**What is being asked:** Show every line containing "Greg" by copying it.

>> Begin Provided data

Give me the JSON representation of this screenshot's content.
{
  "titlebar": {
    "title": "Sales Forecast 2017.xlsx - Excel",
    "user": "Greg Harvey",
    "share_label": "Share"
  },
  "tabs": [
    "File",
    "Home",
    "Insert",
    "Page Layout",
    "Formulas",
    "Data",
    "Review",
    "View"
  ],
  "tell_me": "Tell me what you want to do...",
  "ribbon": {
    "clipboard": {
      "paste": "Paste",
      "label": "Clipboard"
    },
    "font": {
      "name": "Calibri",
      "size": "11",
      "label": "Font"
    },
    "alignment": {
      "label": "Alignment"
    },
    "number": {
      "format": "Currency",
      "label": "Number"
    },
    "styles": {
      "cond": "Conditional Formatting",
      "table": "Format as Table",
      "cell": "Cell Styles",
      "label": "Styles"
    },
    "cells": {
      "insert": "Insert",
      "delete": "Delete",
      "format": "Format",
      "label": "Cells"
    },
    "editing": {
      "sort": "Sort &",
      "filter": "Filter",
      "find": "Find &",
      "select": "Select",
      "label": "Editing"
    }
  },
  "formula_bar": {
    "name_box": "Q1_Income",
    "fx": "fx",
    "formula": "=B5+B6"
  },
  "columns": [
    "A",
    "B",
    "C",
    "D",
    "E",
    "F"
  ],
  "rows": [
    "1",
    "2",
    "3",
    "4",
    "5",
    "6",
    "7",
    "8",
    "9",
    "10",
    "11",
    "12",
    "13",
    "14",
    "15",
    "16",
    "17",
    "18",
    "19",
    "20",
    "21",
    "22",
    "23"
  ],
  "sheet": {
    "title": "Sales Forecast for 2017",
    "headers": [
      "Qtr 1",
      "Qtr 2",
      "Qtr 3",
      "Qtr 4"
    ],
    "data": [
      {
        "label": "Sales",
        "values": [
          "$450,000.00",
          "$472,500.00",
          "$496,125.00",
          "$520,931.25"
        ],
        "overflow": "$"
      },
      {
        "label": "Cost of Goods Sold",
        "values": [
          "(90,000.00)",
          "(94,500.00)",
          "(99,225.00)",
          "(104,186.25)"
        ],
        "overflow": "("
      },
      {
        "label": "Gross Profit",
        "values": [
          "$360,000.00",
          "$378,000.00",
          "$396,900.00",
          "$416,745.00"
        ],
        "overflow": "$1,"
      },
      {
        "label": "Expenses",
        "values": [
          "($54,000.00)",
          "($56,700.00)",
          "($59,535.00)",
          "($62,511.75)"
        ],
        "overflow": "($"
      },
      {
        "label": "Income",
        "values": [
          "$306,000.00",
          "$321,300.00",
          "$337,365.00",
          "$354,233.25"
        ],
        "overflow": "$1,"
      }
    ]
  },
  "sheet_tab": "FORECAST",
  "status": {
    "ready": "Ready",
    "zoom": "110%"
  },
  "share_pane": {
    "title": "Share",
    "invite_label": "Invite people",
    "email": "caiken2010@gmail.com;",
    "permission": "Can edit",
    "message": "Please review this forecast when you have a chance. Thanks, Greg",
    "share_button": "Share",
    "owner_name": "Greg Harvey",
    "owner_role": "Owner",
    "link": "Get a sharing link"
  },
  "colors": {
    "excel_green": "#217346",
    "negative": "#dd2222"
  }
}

>> End Provided data

**Reply to the task:**
    "user": "Greg Harvey",
    "message": "Please review this forecast when you have a chance. Thanks, Greg",
    "owner_name": "Greg Harvey",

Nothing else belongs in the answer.